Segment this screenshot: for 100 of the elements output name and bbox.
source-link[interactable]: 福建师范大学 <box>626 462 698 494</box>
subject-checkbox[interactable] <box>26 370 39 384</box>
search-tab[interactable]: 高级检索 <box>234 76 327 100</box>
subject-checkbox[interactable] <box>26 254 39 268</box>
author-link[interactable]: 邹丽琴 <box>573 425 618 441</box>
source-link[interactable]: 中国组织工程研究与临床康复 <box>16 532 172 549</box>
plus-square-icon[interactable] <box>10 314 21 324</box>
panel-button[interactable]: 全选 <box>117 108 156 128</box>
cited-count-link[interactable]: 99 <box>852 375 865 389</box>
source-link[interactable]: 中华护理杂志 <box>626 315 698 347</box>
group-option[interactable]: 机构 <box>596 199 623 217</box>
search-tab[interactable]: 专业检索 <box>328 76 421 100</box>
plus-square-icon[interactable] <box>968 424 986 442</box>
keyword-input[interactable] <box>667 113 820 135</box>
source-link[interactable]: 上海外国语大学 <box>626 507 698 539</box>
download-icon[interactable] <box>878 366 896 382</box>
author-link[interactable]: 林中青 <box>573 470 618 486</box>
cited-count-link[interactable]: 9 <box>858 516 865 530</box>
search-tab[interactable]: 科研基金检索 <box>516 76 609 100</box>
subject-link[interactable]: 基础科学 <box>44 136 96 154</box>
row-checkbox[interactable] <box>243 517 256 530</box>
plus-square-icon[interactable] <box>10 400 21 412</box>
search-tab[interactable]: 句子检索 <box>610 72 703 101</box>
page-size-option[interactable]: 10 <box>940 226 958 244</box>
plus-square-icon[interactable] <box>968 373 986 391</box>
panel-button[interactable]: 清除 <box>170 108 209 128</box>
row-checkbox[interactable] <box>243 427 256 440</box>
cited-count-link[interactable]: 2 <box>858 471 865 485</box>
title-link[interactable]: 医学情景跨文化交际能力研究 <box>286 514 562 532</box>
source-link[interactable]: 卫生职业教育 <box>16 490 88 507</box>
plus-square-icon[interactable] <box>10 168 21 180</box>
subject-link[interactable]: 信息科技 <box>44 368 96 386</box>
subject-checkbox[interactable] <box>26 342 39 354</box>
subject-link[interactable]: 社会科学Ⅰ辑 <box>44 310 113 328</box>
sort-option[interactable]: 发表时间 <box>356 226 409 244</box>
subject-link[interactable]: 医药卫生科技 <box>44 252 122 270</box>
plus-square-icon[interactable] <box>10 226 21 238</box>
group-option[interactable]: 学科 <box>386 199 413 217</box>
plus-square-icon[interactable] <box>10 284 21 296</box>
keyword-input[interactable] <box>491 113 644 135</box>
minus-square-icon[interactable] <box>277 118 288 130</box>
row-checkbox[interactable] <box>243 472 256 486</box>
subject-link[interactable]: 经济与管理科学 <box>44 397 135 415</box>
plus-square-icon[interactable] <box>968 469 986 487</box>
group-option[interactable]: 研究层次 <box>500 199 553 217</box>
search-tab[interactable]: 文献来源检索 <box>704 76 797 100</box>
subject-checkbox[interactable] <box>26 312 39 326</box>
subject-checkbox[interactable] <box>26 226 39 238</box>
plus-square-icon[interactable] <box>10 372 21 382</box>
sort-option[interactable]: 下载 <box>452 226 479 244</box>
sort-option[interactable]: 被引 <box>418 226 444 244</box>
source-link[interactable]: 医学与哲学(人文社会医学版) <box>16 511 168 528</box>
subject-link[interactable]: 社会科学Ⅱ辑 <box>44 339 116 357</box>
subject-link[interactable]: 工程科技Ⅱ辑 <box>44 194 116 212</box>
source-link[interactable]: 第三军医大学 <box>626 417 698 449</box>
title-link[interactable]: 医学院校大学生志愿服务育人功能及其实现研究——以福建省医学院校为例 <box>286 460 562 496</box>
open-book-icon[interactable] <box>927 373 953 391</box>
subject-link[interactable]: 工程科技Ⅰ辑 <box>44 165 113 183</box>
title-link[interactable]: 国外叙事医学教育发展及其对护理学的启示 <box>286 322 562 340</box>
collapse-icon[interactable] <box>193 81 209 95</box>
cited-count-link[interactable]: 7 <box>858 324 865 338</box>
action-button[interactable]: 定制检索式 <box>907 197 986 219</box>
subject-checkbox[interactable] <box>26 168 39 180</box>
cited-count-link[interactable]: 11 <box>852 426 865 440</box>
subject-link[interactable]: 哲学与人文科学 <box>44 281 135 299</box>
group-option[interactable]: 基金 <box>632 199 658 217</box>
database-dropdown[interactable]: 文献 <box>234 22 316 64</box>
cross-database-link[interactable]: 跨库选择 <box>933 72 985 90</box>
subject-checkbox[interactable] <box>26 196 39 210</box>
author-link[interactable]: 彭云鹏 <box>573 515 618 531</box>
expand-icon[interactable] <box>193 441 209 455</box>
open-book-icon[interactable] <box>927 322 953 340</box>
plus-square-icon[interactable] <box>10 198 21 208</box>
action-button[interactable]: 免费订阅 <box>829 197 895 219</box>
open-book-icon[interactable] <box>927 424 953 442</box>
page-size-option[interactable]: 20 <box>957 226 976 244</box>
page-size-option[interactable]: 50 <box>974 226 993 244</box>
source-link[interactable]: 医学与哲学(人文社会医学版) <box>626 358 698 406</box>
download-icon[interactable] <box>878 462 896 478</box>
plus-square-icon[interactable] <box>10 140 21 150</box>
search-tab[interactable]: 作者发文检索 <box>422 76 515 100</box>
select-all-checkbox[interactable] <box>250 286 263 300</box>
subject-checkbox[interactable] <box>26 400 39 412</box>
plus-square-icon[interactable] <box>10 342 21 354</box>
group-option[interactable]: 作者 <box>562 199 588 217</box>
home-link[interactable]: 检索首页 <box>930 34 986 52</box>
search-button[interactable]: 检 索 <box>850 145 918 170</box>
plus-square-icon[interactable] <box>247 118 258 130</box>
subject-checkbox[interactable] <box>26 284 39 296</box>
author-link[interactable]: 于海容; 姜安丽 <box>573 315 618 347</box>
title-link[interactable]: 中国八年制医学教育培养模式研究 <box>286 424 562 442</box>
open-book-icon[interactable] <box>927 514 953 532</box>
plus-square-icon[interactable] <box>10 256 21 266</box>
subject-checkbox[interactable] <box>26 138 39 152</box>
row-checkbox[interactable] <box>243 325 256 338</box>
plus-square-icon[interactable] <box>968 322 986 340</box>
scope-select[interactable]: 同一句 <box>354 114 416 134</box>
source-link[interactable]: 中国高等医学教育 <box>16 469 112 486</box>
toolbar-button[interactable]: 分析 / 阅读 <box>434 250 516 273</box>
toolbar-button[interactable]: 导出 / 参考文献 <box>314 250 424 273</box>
● ● ● ●
Transcribe every line of the items above word for word, changing nothing.

- [Solution to the problem]
Segment this screenshot: for 100 of the elements output name and bbox.
source-link[interactable]: 福建师范大学 <box>626 462 698 494</box>
subject-checkbox[interactable] <box>26 370 39 384</box>
search-tab[interactable]: 高级检索 <box>234 76 327 100</box>
subject-checkbox[interactable] <box>26 254 39 268</box>
author-link[interactable]: 邹丽琴 <box>573 425 618 441</box>
source-link[interactable]: 中国组织工程研究与临床康复 <box>16 532 172 549</box>
plus-square-icon[interactable] <box>10 314 21 324</box>
panel-button[interactable]: 全选 <box>117 108 156 128</box>
cited-count-link[interactable]: 99 <box>852 375 865 389</box>
source-link[interactable]: 中华护理杂志 <box>626 315 698 347</box>
group-option[interactable]: 机构 <box>596 199 623 217</box>
search-tab[interactable]: 专业检索 <box>328 76 421 100</box>
plus-square-icon[interactable] <box>968 424 986 442</box>
keyword-input[interactable] <box>667 113 820 135</box>
source-link[interactable]: 上海外国语大学 <box>626 507 698 539</box>
download-icon[interactable] <box>878 366 896 382</box>
author-link[interactable]: 林中青 <box>573 470 618 486</box>
cited-count-link[interactable]: 9 <box>858 516 865 530</box>
search-tab[interactable]: 科研基金检索 <box>516 76 609 100</box>
subject-link[interactable]: 基础科学 <box>44 136 96 154</box>
row-checkbox[interactable] <box>243 517 256 530</box>
plus-square-icon[interactable] <box>10 400 21 412</box>
search-tab[interactable]: 句子检索 <box>610 72 703 101</box>
page-size-option[interactable]: 10 <box>940 226 958 244</box>
plus-square-icon[interactable] <box>968 373 986 391</box>
panel-button[interactable]: 清除 <box>170 108 209 128</box>
row-checkbox[interactable] <box>243 427 256 440</box>
cited-count-link[interactable]: 2 <box>858 471 865 485</box>
title-link[interactable]: 医学情景跨文化交际能力研究 <box>286 514 562 532</box>
source-link[interactable]: 卫生职业教育 <box>16 490 88 507</box>
plus-square-icon[interactable] <box>10 168 21 180</box>
subject-link[interactable]: 信息科技 <box>44 368 96 386</box>
subject-checkbox[interactable] <box>26 342 39 354</box>
subject-link[interactable]: 社会科学Ⅰ辑 <box>44 310 113 328</box>
sort-option[interactable]: 发表时间 <box>356 226 409 244</box>
subject-link[interactable]: 医药卫生科技 <box>44 252 122 270</box>
plus-square-icon[interactable] <box>10 226 21 238</box>
group-option[interactable]: 学科 <box>386 199 413 217</box>
plus-square-icon[interactable] <box>10 284 21 296</box>
keyword-input[interactable] <box>491 113 644 135</box>
minus-square-icon[interactable] <box>277 118 288 130</box>
row-checkbox[interactable] <box>243 472 256 486</box>
subject-link[interactable]: 经济与管理科学 <box>44 397 135 415</box>
plus-square-icon[interactable] <box>968 469 986 487</box>
group-option[interactable]: 研究层次 <box>500 199 553 217</box>
search-tab[interactable]: 文献来源检索 <box>704 76 797 100</box>
subject-checkbox[interactable] <box>26 312 39 326</box>
subject-checkbox[interactable] <box>26 226 39 238</box>
plus-square-icon[interactable] <box>10 372 21 382</box>
sort-option[interactable]: 下载 <box>452 226 479 244</box>
sort-option[interactable]: 被引 <box>418 226 444 244</box>
source-link[interactable]: 医学与哲学(人文社会医学版) <box>16 511 168 528</box>
subject-link[interactable]: 社会科学Ⅱ辑 <box>44 339 116 357</box>
subject-link[interactable]: 工程科技Ⅱ辑 <box>44 194 116 212</box>
source-link[interactable]: 第三军医大学 <box>626 417 698 449</box>
title-link[interactable]: 医学院校大学生志愿服务育人功能及其实现研究——以福建省医学院校为例 <box>286 460 562 496</box>
open-book-icon[interactable] <box>927 373 953 391</box>
subject-link[interactable]: 工程科技Ⅰ辑 <box>44 165 113 183</box>
title-link[interactable]: 国外叙事医学教育发展及其对护理学的启示 <box>286 322 562 340</box>
collapse-icon[interactable] <box>193 81 209 95</box>
cited-count-link[interactable]: 7 <box>858 324 865 338</box>
action-button[interactable]: 定制检索式 <box>907 197 986 219</box>
subject-checkbox[interactable] <box>26 168 39 180</box>
cited-count-link[interactable]: 11 <box>852 426 865 440</box>
subject-link[interactable]: 哲学与人文科学 <box>44 281 135 299</box>
group-option[interactable]: 基金 <box>632 199 658 217</box>
database-dropdown[interactable]: 文献 <box>234 22 316 64</box>
cross-database-link[interactable]: 跨库选择 <box>933 72 985 90</box>
subject-checkbox[interactable] <box>26 196 39 210</box>
author-link[interactable]: 彭云鹏 <box>573 515 618 531</box>
expand-icon[interactable] <box>193 441 209 455</box>
open-book-icon[interactable] <box>927 322 953 340</box>
plus-square-icon[interactable] <box>10 198 21 208</box>
action-button[interactable]: 免费订阅 <box>829 197 895 219</box>
open-book-icon[interactable] <box>927 424 953 442</box>
page-size-option[interactable]: 20 <box>957 226 976 244</box>
page-size-option[interactable]: 50 <box>974 226 993 244</box>
source-link[interactable]: 医学与哲学(人文社会医学版) <box>626 358 698 406</box>
download-icon[interactable] <box>878 462 896 478</box>
plus-square-icon[interactable] <box>10 140 21 150</box>
search-tab[interactable]: 作者发文检索 <box>422 76 515 100</box>
select-all-checkbox[interactable] <box>250 286 263 300</box>
subject-checkbox[interactable] <box>26 400 39 412</box>
plus-square-icon[interactable] <box>10 342 21 354</box>
group-option[interactable]: 作者 <box>562 199 588 217</box>
home-link[interactable]: 检索首页 <box>930 34 986 52</box>
search-button[interactable]: 检 索 <box>850 145 918 170</box>
plus-square-icon[interactable] <box>247 118 258 130</box>
subject-checkbox[interactable] <box>26 284 39 296</box>
author-link[interactable]: 于海容; 姜安丽 <box>573 315 618 347</box>
title-link[interactable]: 中国八年制医学教育培养模式研究 <box>286 424 562 442</box>
open-book-icon[interactable] <box>927 514 953 532</box>
plus-square-icon[interactable] <box>10 256 21 266</box>
subject-checkbox[interactable] <box>26 138 39 152</box>
row-checkbox[interactable] <box>243 325 256 338</box>
plus-square-icon[interactable] <box>968 322 986 340</box>
scope-select[interactable]: 同一句 <box>354 114 416 134</box>
source-link[interactable]: 中国高等医学教育 <box>16 469 112 486</box>
toolbar-button[interactable]: 分析 / 阅读 <box>434 250 516 273</box>
toolbar-button[interactable]: 导出 / 参考文献 <box>314 250 424 273</box>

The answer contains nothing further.